■ **Task directions**: Please pull every line from the records below and reproduce each one verbatim, leaving the pictures out of your answer.

■ **Records for the exercise**:
## start
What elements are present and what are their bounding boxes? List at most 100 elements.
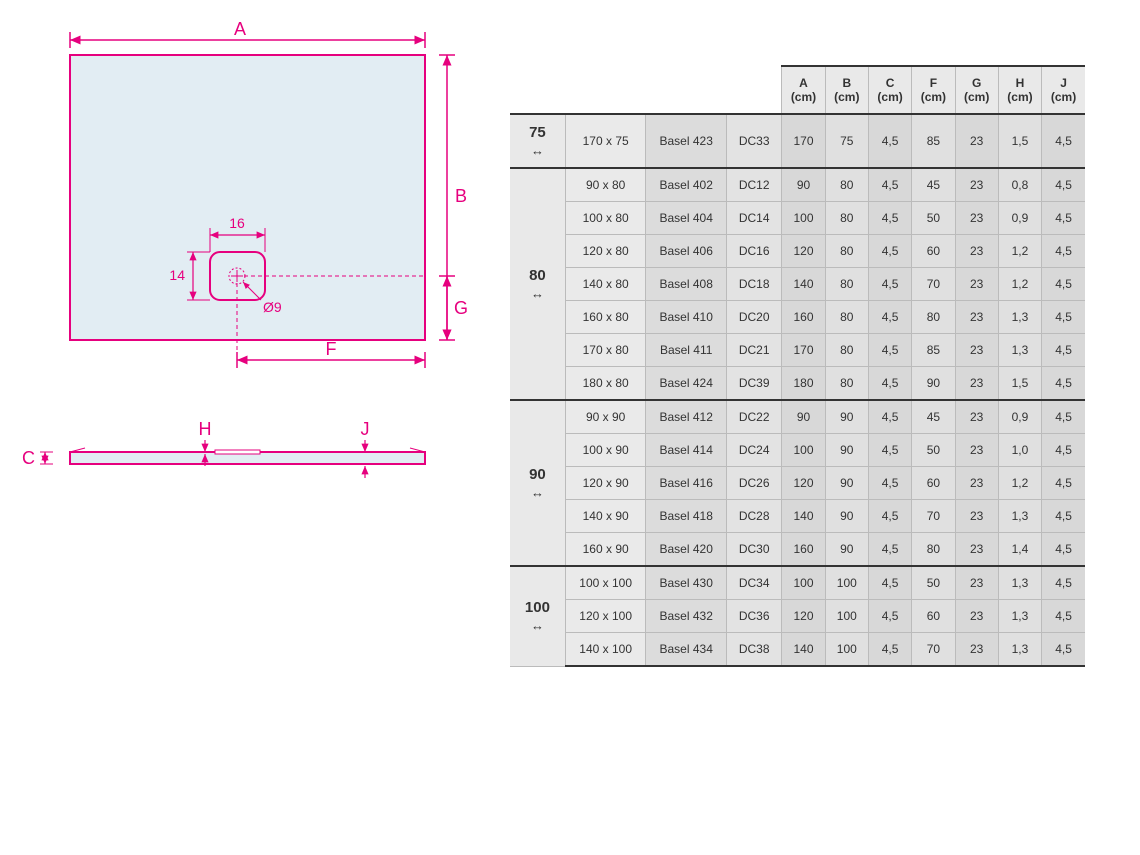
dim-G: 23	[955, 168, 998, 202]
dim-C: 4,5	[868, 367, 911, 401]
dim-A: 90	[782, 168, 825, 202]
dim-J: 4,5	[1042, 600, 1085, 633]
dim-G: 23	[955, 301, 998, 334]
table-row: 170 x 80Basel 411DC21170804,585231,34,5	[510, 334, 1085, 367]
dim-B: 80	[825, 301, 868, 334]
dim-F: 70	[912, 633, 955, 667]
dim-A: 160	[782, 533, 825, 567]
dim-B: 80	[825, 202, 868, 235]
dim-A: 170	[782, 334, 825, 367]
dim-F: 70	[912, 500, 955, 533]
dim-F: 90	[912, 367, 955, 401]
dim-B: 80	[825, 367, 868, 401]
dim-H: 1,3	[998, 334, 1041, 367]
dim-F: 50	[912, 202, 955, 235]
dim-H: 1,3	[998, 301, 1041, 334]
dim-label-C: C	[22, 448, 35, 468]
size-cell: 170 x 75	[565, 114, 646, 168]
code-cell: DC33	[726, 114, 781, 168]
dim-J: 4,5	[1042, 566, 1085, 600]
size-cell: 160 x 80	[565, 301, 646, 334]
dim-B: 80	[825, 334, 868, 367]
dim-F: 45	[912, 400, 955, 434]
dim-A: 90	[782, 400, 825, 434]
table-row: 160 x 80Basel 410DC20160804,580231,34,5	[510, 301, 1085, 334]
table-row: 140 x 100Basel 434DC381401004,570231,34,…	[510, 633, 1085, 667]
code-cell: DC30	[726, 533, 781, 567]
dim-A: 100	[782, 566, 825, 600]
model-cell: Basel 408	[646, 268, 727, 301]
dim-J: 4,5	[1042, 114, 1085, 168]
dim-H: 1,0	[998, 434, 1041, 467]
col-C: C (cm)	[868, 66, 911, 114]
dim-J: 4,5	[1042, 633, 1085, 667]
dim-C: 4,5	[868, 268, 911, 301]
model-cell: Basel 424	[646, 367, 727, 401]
## end
■ **Task result**:
What elements are present and what are their bounding boxes? List at most 100 elements.
dim-G: 23	[955, 168, 998, 202]
dim-C: 4,5	[868, 367, 911, 401]
dim-A: 90	[782, 168, 825, 202]
dim-J: 4,5	[1042, 600, 1085, 633]
dim-G: 23	[955, 301, 998, 334]
table-row: 170 x 80Basel 411DC21170804,585231,34,5	[510, 334, 1085, 367]
dim-B: 80	[825, 301, 868, 334]
dim-F: 70	[912, 633, 955, 667]
dim-A: 160	[782, 533, 825, 567]
dim-B: 80	[825, 202, 868, 235]
dim-A: 170	[782, 334, 825, 367]
dim-F: 70	[912, 500, 955, 533]
dim-F: 90	[912, 367, 955, 401]
dim-B: 80	[825, 367, 868, 401]
dim-H: 1,3	[998, 334, 1041, 367]
dim-F: 50	[912, 202, 955, 235]
dim-H: 1,3	[998, 301, 1041, 334]
dim-label-C: C	[22, 448, 35, 468]
size-cell: 170 x 75	[565, 114, 646, 168]
code-cell: DC33	[726, 114, 781, 168]
dim-J: 4,5	[1042, 566, 1085, 600]
size-cell: 160 x 80	[565, 301, 646, 334]
dim-B: 80	[825, 334, 868, 367]
dim-F: 45	[912, 400, 955, 434]
dim-A: 90	[782, 400, 825, 434]
table-row: 160 x 80Basel 410DC20160804,580231,34,5	[510, 301, 1085, 334]
table-row: 140 x 100Basel 434DC381401004,570231,34,…	[510, 633, 1085, 667]
code-cell: DC30	[726, 533, 781, 567]
dim-A: 100	[782, 566, 825, 600]
model-cell: Basel 408	[646, 268, 727, 301]
dim-J: 4,5	[1042, 114, 1085, 168]
dim-H: 1,0	[998, 434, 1041, 467]
col-C: C (cm)	[868, 66, 911, 114]
dim-J: 4,5	[1042, 633, 1085, 667]
dim-C: 4,5	[868, 268, 911, 301]
model-cell: Basel 424	[646, 367, 727, 401]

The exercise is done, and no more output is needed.